> **Exercise prompt**:
From the data that follows, copy every line holding the string "Экстрасенсорика".

** start of Data to use **

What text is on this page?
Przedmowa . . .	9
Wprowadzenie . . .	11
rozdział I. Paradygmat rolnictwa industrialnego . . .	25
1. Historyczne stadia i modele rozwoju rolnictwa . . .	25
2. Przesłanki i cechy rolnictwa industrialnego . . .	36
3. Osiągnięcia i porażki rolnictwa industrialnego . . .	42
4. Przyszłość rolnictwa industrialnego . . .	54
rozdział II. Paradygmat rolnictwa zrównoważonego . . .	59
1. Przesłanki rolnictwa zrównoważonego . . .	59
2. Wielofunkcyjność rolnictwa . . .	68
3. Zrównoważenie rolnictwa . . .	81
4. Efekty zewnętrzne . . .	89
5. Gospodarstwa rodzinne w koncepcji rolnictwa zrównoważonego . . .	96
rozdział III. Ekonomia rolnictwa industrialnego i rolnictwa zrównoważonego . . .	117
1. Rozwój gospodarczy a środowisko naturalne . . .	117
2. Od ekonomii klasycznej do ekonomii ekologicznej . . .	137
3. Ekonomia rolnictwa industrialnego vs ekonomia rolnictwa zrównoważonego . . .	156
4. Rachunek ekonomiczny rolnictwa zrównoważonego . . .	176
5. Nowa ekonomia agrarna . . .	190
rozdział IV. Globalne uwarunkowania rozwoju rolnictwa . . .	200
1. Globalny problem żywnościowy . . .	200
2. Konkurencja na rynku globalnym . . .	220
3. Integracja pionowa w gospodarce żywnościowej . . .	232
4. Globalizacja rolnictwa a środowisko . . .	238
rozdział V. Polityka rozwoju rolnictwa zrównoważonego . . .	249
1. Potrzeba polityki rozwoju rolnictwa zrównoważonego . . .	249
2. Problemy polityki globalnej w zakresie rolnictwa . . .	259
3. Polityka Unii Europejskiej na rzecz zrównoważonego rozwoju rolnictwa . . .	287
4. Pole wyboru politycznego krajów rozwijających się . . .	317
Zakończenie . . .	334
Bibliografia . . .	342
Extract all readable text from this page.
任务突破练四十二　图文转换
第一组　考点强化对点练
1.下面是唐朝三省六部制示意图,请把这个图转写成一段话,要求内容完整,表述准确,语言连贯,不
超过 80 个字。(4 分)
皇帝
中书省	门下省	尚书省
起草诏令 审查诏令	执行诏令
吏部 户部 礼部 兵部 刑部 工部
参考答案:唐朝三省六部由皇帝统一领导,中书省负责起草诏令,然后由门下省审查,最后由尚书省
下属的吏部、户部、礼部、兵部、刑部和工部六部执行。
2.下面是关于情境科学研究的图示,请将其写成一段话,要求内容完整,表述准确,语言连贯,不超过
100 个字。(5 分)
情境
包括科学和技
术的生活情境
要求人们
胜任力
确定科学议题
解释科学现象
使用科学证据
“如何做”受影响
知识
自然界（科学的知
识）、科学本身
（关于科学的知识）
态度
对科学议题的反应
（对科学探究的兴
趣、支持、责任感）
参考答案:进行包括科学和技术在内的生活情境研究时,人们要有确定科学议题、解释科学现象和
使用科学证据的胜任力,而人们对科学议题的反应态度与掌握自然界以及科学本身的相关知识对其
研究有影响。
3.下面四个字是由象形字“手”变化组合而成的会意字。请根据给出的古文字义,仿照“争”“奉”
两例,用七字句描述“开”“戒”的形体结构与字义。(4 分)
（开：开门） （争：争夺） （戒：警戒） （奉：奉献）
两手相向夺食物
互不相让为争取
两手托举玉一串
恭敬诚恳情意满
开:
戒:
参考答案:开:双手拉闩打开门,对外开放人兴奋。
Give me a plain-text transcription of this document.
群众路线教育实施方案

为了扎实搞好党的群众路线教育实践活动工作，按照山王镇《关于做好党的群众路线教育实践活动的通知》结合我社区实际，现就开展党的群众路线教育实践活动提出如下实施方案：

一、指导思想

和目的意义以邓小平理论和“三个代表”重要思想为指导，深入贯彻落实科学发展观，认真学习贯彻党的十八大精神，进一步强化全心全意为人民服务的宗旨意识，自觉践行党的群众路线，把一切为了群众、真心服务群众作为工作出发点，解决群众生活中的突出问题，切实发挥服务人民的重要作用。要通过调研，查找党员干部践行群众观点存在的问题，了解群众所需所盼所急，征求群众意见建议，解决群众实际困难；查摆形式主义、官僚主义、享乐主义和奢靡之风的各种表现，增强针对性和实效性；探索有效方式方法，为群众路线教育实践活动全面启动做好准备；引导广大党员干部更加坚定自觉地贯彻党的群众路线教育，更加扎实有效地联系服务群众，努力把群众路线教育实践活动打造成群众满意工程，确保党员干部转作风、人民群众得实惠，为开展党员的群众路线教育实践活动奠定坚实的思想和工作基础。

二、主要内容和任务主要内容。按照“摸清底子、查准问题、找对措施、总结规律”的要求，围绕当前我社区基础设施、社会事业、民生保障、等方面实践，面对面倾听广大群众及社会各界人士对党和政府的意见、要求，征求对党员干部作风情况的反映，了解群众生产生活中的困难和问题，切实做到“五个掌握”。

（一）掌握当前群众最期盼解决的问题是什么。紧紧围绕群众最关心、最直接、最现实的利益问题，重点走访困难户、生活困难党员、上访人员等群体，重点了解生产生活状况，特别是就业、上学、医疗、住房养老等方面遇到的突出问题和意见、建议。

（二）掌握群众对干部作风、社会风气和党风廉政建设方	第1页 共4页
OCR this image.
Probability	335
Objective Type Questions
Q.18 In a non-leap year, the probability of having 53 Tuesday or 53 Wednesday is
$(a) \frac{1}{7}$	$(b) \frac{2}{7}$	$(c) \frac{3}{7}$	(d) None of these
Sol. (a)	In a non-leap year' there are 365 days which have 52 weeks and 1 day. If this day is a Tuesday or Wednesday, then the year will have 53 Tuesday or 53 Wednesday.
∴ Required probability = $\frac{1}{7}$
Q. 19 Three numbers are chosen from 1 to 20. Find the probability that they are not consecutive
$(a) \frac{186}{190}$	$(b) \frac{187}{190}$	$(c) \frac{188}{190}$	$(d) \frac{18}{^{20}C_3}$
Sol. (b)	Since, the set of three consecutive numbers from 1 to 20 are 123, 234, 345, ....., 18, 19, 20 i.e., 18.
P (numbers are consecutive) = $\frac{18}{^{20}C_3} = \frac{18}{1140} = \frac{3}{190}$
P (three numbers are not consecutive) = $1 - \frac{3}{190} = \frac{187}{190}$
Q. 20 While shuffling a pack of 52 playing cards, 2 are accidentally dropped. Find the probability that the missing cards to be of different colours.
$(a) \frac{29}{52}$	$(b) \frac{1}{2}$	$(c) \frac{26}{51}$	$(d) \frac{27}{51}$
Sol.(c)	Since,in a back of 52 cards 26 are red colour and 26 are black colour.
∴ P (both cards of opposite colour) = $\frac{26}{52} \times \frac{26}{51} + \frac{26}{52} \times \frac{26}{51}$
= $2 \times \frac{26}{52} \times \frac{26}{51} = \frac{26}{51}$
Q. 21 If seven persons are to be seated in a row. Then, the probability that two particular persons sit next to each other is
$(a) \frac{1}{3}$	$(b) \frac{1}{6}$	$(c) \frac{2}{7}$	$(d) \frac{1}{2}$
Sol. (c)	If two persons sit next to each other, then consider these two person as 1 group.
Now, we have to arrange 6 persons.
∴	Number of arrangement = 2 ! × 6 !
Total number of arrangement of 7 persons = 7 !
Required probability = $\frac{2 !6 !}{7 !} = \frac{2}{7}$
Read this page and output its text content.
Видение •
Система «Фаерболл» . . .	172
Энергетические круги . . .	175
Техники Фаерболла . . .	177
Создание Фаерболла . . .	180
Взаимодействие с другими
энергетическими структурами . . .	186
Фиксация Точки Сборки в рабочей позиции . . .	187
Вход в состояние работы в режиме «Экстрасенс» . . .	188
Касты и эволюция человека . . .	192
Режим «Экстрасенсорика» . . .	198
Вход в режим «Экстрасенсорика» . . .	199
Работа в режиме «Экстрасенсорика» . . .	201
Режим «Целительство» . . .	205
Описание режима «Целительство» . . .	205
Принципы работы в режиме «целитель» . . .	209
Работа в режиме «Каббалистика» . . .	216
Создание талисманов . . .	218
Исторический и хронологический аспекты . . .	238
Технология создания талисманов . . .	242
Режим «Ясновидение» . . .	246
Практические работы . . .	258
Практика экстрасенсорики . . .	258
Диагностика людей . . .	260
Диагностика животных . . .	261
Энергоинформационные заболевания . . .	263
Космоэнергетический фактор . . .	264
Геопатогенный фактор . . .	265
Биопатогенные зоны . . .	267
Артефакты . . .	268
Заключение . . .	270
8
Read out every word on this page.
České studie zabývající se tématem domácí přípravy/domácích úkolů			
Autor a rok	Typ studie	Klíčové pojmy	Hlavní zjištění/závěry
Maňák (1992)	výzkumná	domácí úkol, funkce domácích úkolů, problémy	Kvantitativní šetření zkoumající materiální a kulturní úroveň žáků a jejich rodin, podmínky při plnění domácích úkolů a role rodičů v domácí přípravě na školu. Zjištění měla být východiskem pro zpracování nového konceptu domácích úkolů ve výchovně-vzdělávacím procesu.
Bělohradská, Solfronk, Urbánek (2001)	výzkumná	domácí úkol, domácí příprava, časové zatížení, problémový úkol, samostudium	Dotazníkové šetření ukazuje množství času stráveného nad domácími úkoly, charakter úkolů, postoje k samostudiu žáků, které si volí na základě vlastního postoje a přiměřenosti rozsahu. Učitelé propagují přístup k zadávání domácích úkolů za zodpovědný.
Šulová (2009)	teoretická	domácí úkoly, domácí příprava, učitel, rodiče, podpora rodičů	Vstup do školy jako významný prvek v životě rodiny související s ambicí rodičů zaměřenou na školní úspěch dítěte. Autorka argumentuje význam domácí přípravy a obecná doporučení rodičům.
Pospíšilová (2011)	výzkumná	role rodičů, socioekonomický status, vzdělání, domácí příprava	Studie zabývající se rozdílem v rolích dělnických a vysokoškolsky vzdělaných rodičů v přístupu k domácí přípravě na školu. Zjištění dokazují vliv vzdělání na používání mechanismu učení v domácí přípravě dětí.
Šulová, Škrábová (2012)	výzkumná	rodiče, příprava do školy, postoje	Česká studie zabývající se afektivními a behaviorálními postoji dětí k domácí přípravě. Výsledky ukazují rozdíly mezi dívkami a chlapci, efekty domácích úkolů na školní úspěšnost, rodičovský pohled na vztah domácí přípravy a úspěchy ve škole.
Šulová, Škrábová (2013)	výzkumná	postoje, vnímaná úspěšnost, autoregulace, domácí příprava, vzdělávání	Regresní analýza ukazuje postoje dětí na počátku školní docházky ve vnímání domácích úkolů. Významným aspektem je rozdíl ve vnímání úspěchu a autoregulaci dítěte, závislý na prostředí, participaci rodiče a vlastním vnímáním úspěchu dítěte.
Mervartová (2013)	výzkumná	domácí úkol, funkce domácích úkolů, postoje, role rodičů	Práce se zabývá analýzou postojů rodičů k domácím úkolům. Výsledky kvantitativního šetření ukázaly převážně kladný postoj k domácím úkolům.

** end of Data to use **

> **Result below**:
Режим «Экстрасенсорика» . . .	198
Вход в режим «Экстрасенсорика» . . .	199
Работа в режиме «Экстрасенсорика» . . .	201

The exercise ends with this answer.